_Selected text_:
Going Old-School: Designing Algorithms for Fast Weighted Sampling in Production

Shaked Zychlinski

Shaked Zychlinski

Shaked is an Algorithm Engineer at Taboola, working on Machine Learning applications for Recommendation Systems. He specializes in bringing cookies to coffee breaks.

Shaked Zychlinski | 06 Jun 2019 | Big Data

Tags: algorithms, performance, production, real-time, sampling, uncertainty

If you happen to write code for a living, there’s a pretty good chance you’ve found yourself explaining another interviewer again how to reverse a linked list or how to tell if a string contains only digits. Usually, the necessity of this B.Sc. material ends once a contract is signed, as most of these low-level questions are dealt with for us under-the-hood of modern coding languages and external libraries.

Still, not long ago we found ourselves facing one such question in real-life: find an efficient algorithm for real-time weighted sampling. As naive as it might seem at first sight, we’d like to show you why it’s actually not – and then walk you through how we solved it, just in case you’ll run into something similar. So buckle up, we’ve got some statistics and integrals coming up next!

Why We Need Weighted Sampling in Production?

At Taboola, our core business is to personalize the online advertising experience of millions of users worldwide. Thousands of websites across the globe trust us to display each visiting user the ads that he or she will most likely relate to, and most likely to click and engage with. We do that by training several deep-learning-based models which predict the CTR (click-through rate) of each ad for each user. The process of predicting CTR and displaying the highest rated items is known as Exploitation, as we exploit the model’s predictions. But exploitation is not sufficient for a longterm successful model – we need to allow it to do some Exploration of new possibilities too, in order to find better ads.

_Stored records_:

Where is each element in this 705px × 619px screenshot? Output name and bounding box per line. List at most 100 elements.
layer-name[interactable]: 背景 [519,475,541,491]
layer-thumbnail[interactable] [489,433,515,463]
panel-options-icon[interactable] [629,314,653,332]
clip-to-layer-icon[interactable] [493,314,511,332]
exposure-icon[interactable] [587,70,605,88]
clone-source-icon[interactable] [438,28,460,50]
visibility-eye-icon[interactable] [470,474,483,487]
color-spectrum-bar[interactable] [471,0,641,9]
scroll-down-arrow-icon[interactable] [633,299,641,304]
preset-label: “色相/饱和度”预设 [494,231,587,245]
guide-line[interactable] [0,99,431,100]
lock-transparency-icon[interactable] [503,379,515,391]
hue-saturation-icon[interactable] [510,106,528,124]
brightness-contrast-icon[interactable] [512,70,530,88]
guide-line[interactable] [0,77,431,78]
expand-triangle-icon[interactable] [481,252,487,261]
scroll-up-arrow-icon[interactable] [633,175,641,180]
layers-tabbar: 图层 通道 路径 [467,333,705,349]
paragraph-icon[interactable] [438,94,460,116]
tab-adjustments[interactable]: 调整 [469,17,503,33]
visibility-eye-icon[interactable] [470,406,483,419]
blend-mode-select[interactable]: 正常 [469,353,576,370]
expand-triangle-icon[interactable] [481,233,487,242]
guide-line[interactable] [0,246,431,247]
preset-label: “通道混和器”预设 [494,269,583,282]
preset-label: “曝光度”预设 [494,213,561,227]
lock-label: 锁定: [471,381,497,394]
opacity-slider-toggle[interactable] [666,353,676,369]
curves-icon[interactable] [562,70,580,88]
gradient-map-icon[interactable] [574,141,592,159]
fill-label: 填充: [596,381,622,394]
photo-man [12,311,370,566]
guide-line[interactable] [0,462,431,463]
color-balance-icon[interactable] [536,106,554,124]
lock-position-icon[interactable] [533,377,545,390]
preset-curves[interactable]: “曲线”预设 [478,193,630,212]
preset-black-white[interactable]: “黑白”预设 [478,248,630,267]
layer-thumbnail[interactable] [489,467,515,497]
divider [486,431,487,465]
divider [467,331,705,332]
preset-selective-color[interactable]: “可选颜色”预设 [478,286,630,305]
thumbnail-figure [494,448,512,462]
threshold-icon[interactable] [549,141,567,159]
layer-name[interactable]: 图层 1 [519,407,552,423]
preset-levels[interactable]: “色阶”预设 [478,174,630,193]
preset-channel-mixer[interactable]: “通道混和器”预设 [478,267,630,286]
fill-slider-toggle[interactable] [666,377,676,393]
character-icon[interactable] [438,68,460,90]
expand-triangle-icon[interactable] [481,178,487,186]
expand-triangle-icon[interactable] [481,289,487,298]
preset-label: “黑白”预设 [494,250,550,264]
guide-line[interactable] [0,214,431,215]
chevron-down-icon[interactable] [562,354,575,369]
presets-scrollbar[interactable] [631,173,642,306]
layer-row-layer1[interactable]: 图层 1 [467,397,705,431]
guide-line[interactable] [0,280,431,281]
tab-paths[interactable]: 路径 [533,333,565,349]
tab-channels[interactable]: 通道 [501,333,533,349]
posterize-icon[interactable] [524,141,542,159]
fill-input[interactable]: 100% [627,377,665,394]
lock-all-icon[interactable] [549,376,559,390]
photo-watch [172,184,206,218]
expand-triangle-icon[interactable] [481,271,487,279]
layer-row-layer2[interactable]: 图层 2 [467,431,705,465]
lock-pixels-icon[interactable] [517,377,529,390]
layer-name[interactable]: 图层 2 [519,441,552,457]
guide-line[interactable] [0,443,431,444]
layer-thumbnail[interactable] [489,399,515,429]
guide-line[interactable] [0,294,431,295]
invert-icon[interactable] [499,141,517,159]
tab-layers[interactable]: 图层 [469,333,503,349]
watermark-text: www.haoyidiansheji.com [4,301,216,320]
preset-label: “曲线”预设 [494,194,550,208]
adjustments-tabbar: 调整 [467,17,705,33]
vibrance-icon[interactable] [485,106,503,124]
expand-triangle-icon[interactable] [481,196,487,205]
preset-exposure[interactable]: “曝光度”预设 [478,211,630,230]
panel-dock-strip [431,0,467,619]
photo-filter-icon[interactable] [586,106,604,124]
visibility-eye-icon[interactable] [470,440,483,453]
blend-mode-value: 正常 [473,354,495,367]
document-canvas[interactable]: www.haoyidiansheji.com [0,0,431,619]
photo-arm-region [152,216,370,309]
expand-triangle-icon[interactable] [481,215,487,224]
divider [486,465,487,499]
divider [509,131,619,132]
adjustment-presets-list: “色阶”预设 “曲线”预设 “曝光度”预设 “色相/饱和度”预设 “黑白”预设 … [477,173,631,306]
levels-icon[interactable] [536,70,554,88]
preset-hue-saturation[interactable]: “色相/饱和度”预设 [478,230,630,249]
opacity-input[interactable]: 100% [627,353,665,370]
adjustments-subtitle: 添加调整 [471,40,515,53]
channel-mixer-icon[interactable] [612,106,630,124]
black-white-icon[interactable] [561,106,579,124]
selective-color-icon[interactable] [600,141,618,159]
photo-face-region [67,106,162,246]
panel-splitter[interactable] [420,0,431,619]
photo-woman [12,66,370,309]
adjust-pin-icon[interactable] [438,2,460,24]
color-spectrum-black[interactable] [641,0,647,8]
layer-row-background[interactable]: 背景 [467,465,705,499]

_Do this_:
Update the weighted sampling article, starting with "If you happen" and going on through "coming up next!", replacing "linked list" with "binary tree".

_Reply to the task_:
If you happen to write code for a living, there’s a pretty good chance you’ve found yourself explaining another interviewer again how to reverse a binary tree or how to tell if a string contains only digits. Usually, the necessity of this B.Sc. material ends once a contract is signed, as most of these low-level questions are dealt with for us under-the-hood of modern coding languages and external libraries.

Still, not long ago we found ourselves facing one such question in real-life: find an efficient algorithm for real-time weighted sampling. As naive as it might seem at first sight, we’d like to show you why it’s actually not – and then walk you through how we solved it, just in case you’ll run into something similar. So buckle up, we’ve got some statistics and integrals coming up next!